** Begin **

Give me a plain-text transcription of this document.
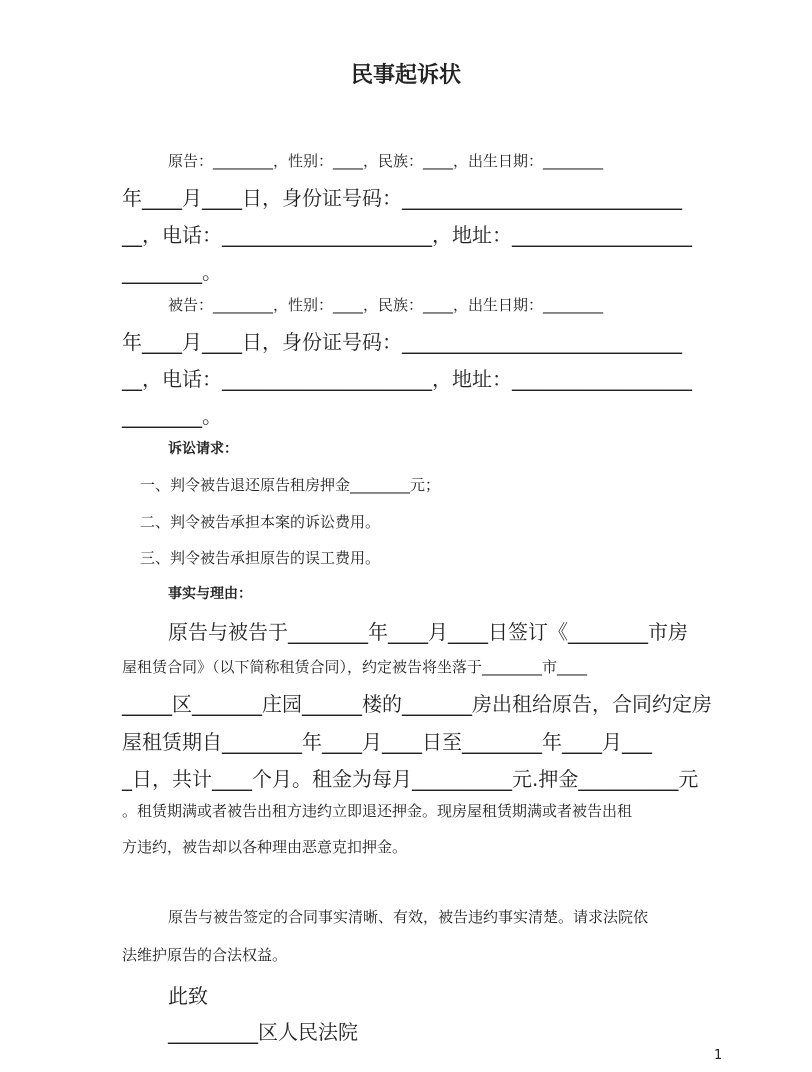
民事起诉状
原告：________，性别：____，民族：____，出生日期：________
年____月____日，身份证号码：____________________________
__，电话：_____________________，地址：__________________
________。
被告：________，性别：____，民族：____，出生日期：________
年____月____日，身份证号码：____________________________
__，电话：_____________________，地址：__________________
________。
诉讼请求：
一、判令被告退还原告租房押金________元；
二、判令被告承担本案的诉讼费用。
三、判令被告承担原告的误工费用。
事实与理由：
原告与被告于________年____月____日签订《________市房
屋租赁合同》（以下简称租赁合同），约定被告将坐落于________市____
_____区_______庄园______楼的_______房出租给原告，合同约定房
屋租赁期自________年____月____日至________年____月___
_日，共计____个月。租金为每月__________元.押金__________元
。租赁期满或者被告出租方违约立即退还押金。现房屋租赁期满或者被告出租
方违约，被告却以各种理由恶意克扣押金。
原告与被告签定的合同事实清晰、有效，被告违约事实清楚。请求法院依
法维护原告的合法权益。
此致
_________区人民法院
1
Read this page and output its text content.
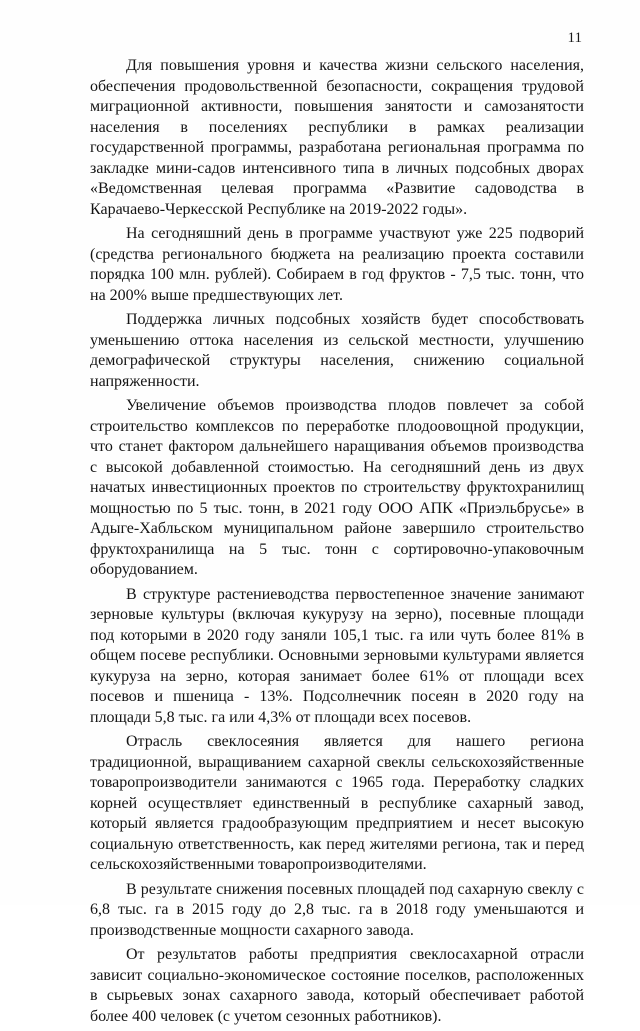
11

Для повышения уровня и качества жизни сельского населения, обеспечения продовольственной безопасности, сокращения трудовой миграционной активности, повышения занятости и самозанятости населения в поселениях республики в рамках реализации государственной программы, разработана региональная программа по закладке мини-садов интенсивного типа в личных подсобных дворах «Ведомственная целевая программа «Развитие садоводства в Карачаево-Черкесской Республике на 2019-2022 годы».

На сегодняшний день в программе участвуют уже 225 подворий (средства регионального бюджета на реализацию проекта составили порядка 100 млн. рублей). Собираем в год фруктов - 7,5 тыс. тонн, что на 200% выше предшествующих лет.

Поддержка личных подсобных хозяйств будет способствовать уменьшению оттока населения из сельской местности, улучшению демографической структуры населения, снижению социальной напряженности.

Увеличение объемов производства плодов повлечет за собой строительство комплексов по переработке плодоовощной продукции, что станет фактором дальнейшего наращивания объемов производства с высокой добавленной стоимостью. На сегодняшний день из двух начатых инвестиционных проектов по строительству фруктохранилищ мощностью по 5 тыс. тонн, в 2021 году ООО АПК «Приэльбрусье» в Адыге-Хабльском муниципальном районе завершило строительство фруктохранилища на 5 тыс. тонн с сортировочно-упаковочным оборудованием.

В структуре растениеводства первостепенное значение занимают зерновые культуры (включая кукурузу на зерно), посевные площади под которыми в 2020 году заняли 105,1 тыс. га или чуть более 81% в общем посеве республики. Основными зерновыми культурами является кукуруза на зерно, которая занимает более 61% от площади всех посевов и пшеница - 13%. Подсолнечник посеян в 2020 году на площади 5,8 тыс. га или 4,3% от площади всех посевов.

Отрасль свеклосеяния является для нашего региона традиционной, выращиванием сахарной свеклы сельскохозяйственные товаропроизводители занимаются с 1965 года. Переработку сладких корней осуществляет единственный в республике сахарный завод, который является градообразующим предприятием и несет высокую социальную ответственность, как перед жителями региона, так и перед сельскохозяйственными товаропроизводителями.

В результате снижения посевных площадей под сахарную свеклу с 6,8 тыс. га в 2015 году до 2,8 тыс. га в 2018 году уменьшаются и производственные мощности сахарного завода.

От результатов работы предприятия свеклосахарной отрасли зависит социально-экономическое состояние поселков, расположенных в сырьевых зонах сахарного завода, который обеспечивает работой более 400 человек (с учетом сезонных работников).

** End **

EXERCISE AIM:
Repeat the records above verbatim, with no pictures in the result.

SOLUTION:
Give me a plain-text transcription of this document.
民事起诉状
原告：________，性别：____，民族：____，出生日期：________
年____月____日，身份证号码：____________________________
__，电话：_____________________，地址：__________________
________。
被告：________，性别：____，民族：____，出生日期：________
年____月____日，身份证号码：____________________________
__，电话：_____________________，地址：__________________
________。
诉讼请求：
一、判令被告退还原告租房押金________元；
二、判令被告承担本案的诉讼费用。
三、判令被告承担原告的误工费用。
事实与理由：
原告与被告于________年____月____日签订《________市房
屋租赁合同》（以下简称租赁合同），约定被告将坐落于________市____
_____区_______庄园______楼的_______房出租给原告，合同约定房
屋租赁期自________年____月____日至________年____月___
_日，共计____个月。租金为每月__________元.押金__________元
。租赁期满或者被告出租方违约立即退还押金。现房屋租赁期满或者被告出租
方违约，被告却以各种理由恶意克扣押金。
原告与被告签定的合同事实清晰、有效，被告违约事实清楚。请求法院依
法维护原告的合法权益。
此致
_________区人民法院
1
Read this page and output its text content.
11

Для повышения уровня и качества жизни сельского населения, обеспечения продовольственной безопасности, сокращения трудовой миграционной активности, повышения занятости и самозанятости населения в поселениях республики в рамках реализации государственной программы, разработана региональная программа по закладке мини-садов интенсивного типа в личных подсобных дворах «Ведомственная целевая программа «Развитие садоводства в Карачаево-Черкесской Республике на 2019-2022 годы».

На сегодняшний день в программе участвуют уже 225 подворий (средства регионального бюджета на реализацию проекта составили порядка 100 млн. рублей). Собираем в год фруктов - 7,5 тыс. тонн, что на 200% выше предшествующих лет.

Поддержка личных подсобных хозяйств будет способствовать уменьшению оттока населения из сельской местности, улучшению демографической структуры населения, снижению социальной напряженности.

Увеличение объемов производства плодов повлечет за собой строительство комплексов по переработке плодоовощной продукции, что станет фактором дальнейшего наращивания объемов производства с высокой добавленной стоимостью. На сегодняшний день из двух начатых инвестиционных проектов по строительству фруктохранилищ мощностью по 5 тыс. тонн, в 2021 году ООО АПК «Приэльбрусье» в Адыге-Хабльском муниципальном районе завершило строительство фруктохранилища на 5 тыс. тонн с сортировочно-упаковочным оборудованием.

В структуре растениеводства первостепенное значение занимают зерновые культуры (включая кукурузу на зерно), посевные площади под которыми в 2020 году заняли 105,1 тыс. га или чуть более 81% в общем посеве республики. Основными зерновыми культурами является кукуруза на зерно, которая занимает более 61% от площади всех посевов и пшеница - 13%. Подсолнечник посеян в 2020 году на площади 5,8 тыс. га или 4,3% от площади всех посевов.

Отрасль свеклосеяния является для нашего региона традиционной, выращиванием сахарной свеклы сельскохозяйственные товаропроизводители занимаются с 1965 года. Переработку сладких корней осуществляет единственный в республике сахарный завод, который является градообразующим предприятием и несет высокую социальную ответственность, как перед жителями региона, так и перед сельскохозяйственными товаропроизводителями.

В результате снижения посевных площадей под сахарную свеклу с 6,8 тыс. га в 2015 году до 2,8 тыс. га в 2018 году уменьшаются и производственные мощности сахарного завода.

От результатов работы предприятия свеклосахарной отрасли зависит социально-экономическое состояние поселков, расположенных в сырьевых зонах сахарного завода, который обеспечивает работой более 400 человек (с учетом сезонных работников).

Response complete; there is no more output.